**Record set**
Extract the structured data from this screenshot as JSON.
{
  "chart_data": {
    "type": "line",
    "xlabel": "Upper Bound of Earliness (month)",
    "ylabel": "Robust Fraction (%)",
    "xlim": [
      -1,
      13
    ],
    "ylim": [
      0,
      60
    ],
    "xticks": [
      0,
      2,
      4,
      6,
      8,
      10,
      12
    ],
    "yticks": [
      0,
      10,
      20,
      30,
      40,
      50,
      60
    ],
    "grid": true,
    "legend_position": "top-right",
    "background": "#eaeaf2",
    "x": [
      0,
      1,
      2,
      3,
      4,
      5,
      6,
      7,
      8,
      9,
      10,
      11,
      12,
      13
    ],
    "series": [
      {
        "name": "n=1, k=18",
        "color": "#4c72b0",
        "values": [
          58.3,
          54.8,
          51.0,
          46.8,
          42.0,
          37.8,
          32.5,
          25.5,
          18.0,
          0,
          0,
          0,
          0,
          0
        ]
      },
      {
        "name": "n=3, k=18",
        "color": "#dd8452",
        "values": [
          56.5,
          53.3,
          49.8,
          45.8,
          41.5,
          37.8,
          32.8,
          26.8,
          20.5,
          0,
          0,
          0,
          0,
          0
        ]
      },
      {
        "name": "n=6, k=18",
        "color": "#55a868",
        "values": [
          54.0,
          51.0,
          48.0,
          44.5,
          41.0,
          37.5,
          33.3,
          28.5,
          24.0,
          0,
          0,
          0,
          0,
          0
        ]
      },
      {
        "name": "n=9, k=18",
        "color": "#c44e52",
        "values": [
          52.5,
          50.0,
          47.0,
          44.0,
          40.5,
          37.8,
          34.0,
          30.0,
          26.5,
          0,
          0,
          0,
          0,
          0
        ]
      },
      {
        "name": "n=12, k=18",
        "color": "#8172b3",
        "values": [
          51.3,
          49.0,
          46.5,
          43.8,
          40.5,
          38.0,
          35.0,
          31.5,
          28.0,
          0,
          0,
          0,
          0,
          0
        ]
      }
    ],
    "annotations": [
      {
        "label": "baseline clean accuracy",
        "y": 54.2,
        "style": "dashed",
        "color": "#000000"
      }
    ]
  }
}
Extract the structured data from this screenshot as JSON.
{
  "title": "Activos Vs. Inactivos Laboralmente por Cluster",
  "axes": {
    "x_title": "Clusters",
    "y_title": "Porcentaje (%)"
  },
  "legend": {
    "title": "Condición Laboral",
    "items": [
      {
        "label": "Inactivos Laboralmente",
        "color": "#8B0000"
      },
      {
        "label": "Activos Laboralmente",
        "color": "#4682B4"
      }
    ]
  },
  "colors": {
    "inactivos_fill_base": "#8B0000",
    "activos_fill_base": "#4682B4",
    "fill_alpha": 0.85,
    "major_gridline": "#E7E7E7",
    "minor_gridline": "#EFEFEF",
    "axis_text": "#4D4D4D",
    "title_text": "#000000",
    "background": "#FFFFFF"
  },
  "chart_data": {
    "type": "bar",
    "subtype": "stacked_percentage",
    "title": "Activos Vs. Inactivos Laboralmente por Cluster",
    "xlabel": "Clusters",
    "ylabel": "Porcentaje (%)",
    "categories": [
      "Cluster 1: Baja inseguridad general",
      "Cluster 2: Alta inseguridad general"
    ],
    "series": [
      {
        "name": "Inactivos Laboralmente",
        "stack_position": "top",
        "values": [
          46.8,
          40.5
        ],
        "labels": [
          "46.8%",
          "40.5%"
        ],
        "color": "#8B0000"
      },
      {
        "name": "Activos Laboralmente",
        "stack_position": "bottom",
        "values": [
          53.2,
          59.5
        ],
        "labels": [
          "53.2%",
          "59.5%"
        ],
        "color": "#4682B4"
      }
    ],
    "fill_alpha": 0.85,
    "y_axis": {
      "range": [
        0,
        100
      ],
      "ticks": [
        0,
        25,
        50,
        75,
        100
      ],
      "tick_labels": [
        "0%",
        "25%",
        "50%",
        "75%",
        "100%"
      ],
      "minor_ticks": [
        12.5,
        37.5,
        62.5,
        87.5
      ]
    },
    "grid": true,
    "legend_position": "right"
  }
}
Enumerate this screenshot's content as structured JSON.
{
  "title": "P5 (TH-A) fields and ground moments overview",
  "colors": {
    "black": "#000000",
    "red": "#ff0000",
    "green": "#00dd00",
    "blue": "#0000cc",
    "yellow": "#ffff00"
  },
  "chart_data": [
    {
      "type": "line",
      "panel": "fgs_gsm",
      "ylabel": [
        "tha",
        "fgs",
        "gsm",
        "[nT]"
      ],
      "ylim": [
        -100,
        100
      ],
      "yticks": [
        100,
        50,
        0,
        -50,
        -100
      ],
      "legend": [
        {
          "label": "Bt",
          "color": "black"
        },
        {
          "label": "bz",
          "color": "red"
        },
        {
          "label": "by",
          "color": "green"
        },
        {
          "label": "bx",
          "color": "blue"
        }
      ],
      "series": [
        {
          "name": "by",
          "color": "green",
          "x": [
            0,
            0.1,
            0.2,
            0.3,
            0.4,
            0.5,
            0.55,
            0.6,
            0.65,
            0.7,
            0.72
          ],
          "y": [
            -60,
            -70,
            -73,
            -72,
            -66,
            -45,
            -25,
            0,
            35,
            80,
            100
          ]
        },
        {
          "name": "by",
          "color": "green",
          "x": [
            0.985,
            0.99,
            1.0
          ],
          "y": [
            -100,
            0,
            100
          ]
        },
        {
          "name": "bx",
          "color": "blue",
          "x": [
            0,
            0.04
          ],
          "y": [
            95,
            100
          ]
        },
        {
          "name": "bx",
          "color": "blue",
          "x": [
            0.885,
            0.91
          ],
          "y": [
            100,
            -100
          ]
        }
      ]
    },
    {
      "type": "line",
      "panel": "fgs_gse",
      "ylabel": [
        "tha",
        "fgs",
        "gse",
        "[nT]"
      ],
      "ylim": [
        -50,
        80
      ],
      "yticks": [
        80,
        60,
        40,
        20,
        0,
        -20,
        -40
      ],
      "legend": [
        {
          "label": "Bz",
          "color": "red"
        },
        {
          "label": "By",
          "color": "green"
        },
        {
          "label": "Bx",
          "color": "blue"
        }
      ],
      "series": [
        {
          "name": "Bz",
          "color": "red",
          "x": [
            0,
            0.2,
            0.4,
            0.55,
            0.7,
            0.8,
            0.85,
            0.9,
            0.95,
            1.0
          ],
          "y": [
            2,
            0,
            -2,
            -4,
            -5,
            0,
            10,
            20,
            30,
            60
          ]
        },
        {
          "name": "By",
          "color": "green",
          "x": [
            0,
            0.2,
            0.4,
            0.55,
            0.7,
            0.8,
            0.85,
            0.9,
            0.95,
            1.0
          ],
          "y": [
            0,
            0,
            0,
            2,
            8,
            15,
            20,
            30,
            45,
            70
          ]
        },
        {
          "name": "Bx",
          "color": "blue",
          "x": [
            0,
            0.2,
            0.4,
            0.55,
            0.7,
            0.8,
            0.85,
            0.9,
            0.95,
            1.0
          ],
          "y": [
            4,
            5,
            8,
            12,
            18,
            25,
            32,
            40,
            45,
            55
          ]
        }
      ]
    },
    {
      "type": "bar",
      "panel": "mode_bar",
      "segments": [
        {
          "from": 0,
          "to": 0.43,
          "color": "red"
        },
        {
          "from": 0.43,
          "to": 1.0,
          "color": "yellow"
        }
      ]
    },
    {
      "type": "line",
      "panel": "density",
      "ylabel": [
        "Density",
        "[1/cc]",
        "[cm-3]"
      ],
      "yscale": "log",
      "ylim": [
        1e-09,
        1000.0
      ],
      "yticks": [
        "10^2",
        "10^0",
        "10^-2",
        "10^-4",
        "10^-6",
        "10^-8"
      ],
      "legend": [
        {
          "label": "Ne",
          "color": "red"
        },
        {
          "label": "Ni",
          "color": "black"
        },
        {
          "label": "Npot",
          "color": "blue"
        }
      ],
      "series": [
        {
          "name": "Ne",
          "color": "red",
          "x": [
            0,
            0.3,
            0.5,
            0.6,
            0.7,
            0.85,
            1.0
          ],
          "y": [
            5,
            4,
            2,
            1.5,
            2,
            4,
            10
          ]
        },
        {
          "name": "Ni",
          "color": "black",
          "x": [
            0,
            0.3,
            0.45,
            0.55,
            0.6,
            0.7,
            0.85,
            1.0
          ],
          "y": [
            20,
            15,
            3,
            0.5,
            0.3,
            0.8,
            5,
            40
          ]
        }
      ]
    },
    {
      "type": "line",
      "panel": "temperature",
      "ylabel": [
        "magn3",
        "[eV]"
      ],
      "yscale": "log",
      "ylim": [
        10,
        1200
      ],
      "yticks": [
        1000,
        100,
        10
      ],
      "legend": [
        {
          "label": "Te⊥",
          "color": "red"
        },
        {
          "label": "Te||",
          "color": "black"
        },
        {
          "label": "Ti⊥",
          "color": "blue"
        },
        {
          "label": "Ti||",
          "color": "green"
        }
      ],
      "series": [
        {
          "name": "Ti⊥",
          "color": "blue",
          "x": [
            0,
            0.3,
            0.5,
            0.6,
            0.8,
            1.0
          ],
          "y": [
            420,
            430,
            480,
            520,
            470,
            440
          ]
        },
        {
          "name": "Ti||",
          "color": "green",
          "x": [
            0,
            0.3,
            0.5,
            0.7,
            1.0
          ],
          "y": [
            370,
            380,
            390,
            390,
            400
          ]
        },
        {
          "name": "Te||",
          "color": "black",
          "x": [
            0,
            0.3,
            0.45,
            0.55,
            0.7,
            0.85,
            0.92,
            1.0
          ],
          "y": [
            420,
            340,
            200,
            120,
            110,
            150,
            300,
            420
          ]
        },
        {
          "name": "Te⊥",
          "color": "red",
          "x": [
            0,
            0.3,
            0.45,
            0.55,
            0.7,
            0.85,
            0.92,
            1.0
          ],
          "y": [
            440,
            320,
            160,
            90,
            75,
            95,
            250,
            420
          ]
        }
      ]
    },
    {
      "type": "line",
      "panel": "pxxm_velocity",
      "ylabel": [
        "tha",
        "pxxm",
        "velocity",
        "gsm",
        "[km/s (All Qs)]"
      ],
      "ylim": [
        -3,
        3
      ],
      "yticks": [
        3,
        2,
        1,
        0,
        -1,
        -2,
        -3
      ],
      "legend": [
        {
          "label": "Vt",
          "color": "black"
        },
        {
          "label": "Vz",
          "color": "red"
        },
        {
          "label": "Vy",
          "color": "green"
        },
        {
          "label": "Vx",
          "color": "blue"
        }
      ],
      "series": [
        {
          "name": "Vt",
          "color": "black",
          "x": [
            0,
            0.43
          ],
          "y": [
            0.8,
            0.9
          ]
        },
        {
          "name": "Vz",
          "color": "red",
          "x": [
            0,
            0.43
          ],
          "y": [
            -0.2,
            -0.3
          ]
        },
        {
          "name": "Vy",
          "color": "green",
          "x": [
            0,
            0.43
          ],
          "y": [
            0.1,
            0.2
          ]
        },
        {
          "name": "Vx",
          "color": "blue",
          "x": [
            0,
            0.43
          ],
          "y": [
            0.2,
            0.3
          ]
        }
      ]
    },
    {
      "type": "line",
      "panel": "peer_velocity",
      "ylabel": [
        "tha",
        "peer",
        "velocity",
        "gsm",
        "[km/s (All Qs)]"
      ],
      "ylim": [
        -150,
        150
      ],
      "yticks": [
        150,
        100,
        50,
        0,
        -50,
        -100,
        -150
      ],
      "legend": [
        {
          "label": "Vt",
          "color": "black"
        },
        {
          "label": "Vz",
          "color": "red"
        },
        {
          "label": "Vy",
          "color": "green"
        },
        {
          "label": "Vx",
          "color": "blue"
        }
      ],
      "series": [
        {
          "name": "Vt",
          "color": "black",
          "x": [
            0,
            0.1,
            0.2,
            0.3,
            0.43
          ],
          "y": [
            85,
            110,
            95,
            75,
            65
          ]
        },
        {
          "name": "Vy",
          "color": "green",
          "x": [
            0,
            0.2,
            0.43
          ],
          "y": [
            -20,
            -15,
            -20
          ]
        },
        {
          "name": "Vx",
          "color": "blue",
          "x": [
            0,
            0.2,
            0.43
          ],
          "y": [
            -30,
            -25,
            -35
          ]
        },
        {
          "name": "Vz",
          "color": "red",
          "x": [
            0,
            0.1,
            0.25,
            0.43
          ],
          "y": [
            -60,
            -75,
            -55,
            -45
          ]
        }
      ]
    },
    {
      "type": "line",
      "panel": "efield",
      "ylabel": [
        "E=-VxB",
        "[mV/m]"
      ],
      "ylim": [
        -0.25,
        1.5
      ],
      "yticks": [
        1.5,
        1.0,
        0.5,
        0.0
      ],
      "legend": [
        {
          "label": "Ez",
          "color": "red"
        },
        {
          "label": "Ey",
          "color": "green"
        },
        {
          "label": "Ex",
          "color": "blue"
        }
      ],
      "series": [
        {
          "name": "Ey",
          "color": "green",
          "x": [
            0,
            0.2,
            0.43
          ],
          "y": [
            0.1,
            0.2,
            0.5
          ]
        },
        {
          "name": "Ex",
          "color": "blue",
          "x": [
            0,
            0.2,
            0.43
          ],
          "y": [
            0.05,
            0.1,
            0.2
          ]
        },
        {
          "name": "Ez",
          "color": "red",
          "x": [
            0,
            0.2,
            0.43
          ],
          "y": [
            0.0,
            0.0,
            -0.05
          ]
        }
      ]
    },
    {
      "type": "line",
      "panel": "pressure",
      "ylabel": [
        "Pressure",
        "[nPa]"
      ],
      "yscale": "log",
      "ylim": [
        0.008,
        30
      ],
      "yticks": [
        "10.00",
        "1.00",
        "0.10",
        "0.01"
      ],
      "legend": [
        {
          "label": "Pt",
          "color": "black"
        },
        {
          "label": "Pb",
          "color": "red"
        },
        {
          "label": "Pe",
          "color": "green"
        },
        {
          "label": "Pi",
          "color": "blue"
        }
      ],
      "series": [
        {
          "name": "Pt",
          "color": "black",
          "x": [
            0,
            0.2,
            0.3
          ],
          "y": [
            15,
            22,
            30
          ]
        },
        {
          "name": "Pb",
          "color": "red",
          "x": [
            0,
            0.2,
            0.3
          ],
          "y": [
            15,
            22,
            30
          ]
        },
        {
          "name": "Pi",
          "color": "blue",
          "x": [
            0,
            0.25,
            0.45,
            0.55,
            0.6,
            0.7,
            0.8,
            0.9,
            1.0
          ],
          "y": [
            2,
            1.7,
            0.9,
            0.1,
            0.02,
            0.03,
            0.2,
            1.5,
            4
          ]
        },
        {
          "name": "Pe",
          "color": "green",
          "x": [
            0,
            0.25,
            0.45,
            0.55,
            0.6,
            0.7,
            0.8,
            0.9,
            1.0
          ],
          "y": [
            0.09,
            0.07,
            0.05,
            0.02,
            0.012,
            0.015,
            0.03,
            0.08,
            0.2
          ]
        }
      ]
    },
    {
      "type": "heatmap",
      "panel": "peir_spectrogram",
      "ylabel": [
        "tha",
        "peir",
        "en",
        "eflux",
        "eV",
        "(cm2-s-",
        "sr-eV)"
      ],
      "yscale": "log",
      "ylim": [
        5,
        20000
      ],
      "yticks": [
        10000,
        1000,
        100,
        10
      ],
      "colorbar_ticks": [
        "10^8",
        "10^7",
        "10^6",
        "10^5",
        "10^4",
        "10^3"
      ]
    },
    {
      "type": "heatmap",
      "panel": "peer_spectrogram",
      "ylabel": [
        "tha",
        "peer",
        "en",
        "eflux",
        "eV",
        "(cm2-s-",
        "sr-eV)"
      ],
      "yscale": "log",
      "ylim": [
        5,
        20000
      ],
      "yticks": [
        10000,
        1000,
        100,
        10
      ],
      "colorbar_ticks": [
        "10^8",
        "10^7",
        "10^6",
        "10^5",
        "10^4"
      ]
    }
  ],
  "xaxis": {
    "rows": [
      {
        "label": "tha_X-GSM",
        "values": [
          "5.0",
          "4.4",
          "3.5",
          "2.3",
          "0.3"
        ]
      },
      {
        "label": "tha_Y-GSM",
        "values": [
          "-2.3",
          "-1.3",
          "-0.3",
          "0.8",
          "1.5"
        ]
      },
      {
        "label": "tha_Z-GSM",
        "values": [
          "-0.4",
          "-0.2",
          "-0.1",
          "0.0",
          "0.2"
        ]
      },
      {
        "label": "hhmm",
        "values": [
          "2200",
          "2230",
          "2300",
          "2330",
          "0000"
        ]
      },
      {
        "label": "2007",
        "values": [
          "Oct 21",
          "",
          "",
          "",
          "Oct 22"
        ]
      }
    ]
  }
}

**Directive**
Copy out each line in the listing that has the word "Porcentaje".

**Task output**
    "y_title": "Porcentaje (%)"
    "ylabel": "Porcentaje (%)",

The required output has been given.